Brief -
Below are records to transcribe exactly, without their pictures.
****
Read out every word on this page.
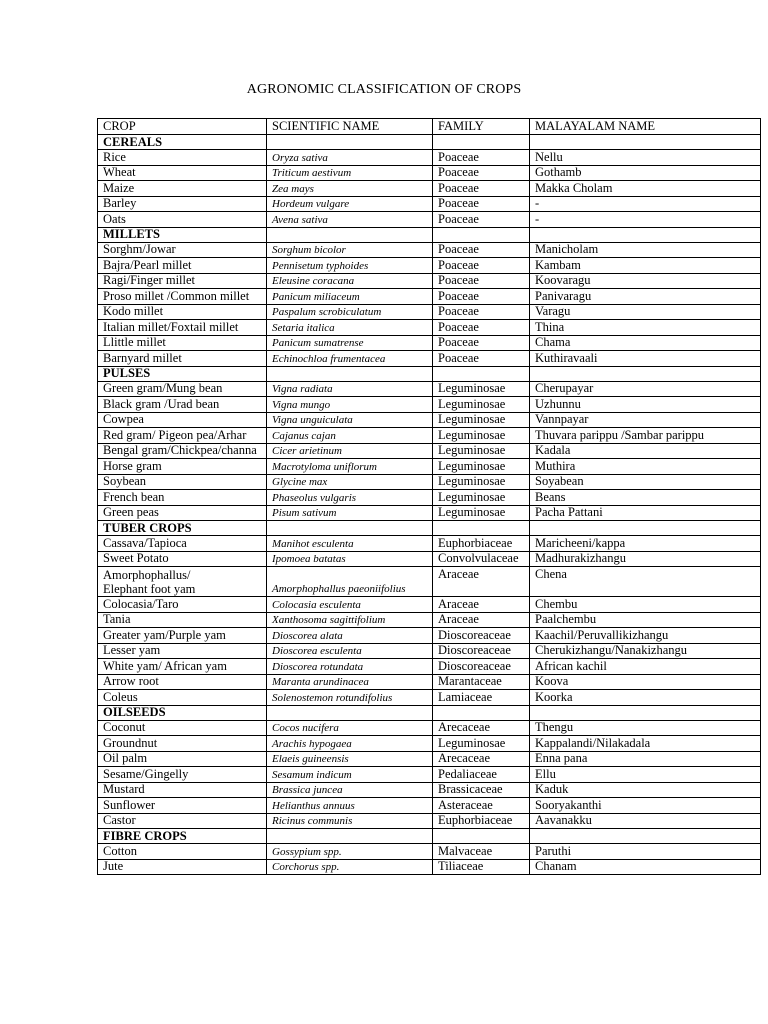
AGRONOMIC CLASSIFICATION OF CROPS
CROP	SCIENTIFIC NAME	FAMILY	MALAYALAM NAME
CEREALS			
Rice	Oryza sativa	Poaceae	Nellu
Wheat	Triticum aestivum	Poaceae	Gothamb
Maize	Zea mays	Poaceae	Makka Cholam
Barley	Hordeum vulgare	Poaceae	-
Oats	Avena sativa	Poaceae	-
MILLETS			
Sorghm/Jowar	Sorghum bicolor	Poaceae	Manicholam
Bajra/Pearl millet	Pennisetum typhoides	Poaceae	Kambam
Ragi/Finger millet	Eleusine coracana	Poaceae	Koovaragu
Proso millet /Common millet	Panicum miliaceum	Poaceae	Panivaragu
Kodo millet	Paspalum scrobiculatum	Poaceae	Varagu
Italian millet/Foxtail millet	Setaria italica	Poaceae	Thina
Llittle millet	Panicum sumatrense	Poaceae	Chama
Barnyard millet	Echinochloa frumentacea	Poaceae	Kuthiravaali
PULSES			
Green gram/Mung bean	Vigna radiata	Leguminosae	Cherupayar
Black gram /Urad bean	Vigna mungo	Leguminosae	Uzhunnu
Cowpea	Vigna unguiculata	Leguminosae	Vannpayar
Red gram/ Pigeon pea/Arhar	Cajanus cajan	Leguminosae	Thuvara parippu /Sambar parippu
Bengal gram/Chickpea/channa	Cicer arietinum	Leguminosae	Kadala
Horse gram	Macrotyloma uniflorum	Leguminosae	Muthira
Soybean	Glycine max	Leguminosae	Soyabean
French bean	Phaseolus vulgaris	Leguminosae	Beans
Green peas	Pisum sativum	Leguminosae	Pacha Pattani
TUBER CROPS			
Cassava/Tapioca	Manihot esculenta	Euphorbiaceae	Maricheeni/kappa
Sweet Potato	Ipomoea batatas	Convolvulaceae	Madhurakizhangu
Amorphophallus/
Elephant foot yam	Amorphophallus paeoniifolius	Araceae	Chena
Colocasia/Taro	Colocasia esculenta	Araceae	Chembu
Tania	Xanthosoma sagittifolium	Araceae	Paalchembu
Greater yam/Purple yam	Dioscorea alata	Dioscoreaceae	Kaachil/Peruvallikizhangu
Lesser yam	Dioscorea esculenta	Dioscoreaceae	Cherukizhangu/Nanakizhangu
White yam/ African yam	Dioscorea rotundata	Dioscoreaceae	African kachil
Arrow root	Maranta arundinacea	Marantaceae	Koova
Coleus	Solenostemon rotundifolius	Lamiaceae	Koorka
OILSEEDS			
Coconut	Cocos nucifera	Arecaceae	Thengu
Groundnut	Arachis hypogaea	Leguminosae	Kappalandi/Nilakadala
Oil palm	Elaeis guineensis	Arecaceae	Enna pana
Sesame/Gingelly	Sesamum indicum	Pedaliaceae	Ellu
Mustard	Brassica juncea	Brassicaceae	Kaduk
Sunflower	Helianthus annuus	Asteraceae	Sooryakanthi
Castor	Ricinus communis	Euphorbiaceae	Aavanakku
FIBRE CROPS			
Cotton	Gossypium spp.	Malvaceae	Paruthi
Jute	Corchorus spp.	Tiliaceae	Chanam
****
Task output -
Read out every word on this page.
AGRONOMIC CLASSIFICATION OF CROPS
CROP	SCIENTIFIC NAME	FAMILY	MALAYALAM NAME
CEREALS			
Rice	Oryza sativa	Poaceae	Nellu
Wheat	Triticum aestivum	Poaceae	Gothamb
Maize	Zea mays	Poaceae	Makka Cholam
Barley	Hordeum vulgare	Poaceae	-
Oats	Avena sativa	Poaceae	-
MILLETS			
Sorghm/Jowar	Sorghum bicolor	Poaceae	Manicholam
Bajra/Pearl millet	Pennisetum typhoides	Poaceae	Kambam
Ragi/Finger millet	Eleusine coracana	Poaceae	Koovaragu
Proso millet /Common millet	Panicum miliaceum	Poaceae	Panivaragu
Kodo millet	Paspalum scrobiculatum	Poaceae	Varagu
Italian millet/Foxtail millet	Setaria italica	Poaceae	Thina
Llittle millet	Panicum sumatrense	Poaceae	Chama
Barnyard millet	Echinochloa frumentacea	Poaceae	Kuthiravaali
PULSES			
Green gram/Mung bean	Vigna radiata	Leguminosae	Cherupayar
Black gram /Urad bean	Vigna mungo	Leguminosae	Uzhunnu
Cowpea	Vigna unguiculata	Leguminosae	Vannpayar
Red gram/ Pigeon pea/Arhar	Cajanus cajan	Leguminosae	Thuvara parippu /Sambar parippu
Bengal gram/Chickpea/channa	Cicer arietinum	Leguminosae	Kadala
Horse gram	Macrotyloma uniflorum	Leguminosae	Muthira
Soybean	Glycine max	Leguminosae	Soyabean
French bean	Phaseolus vulgaris	Leguminosae	Beans
Green peas	Pisum sativum	Leguminosae	Pacha Pattani
TUBER CROPS			
Cassava/Tapioca	Manihot esculenta	Euphorbiaceae	Maricheeni/kappa
Sweet Potato	Ipomoea batatas	Convolvulaceae	Madhurakizhangu
Amorphophallus/
Elephant foot yam	Amorphophallus paeoniifolius	Araceae	Chena
Colocasia/Taro	Colocasia esculenta	Araceae	Chembu
Tania	Xanthosoma sagittifolium	Araceae	Paalchembu
Greater yam/Purple yam	Dioscorea alata	Dioscoreaceae	Kaachil/Peruvallikizhangu
Lesser yam	Dioscorea esculenta	Dioscoreaceae	Cherukizhangu/Nanakizhangu
White yam/ African yam	Dioscorea rotundata	Dioscoreaceae	African kachil
Arrow root	Maranta arundinacea	Marantaceae	Koova
Coleus	Solenostemon rotundifolius	Lamiaceae	Koorka
OILSEEDS			
Coconut	Cocos nucifera	Arecaceae	Thengu
Groundnut	Arachis hypogaea	Leguminosae	Kappalandi/Nilakadala
Oil palm	Elaeis guineensis	Arecaceae	Enna pana
Sesame/Gingelly	Sesamum indicum	Pedaliaceae	Ellu
Mustard	Brassica juncea	Brassicaceae	Kaduk
Sunflower	Helianthus annuus	Asteraceae	Sooryakanthi
Castor	Ricinus communis	Euphorbiaceae	Aavanakku
FIBRE CROPS			
Cotton	Gossypium spp.	Malvaceae	Paruthi
Jute	Corchorus spp.	Tiliaceae	Chanam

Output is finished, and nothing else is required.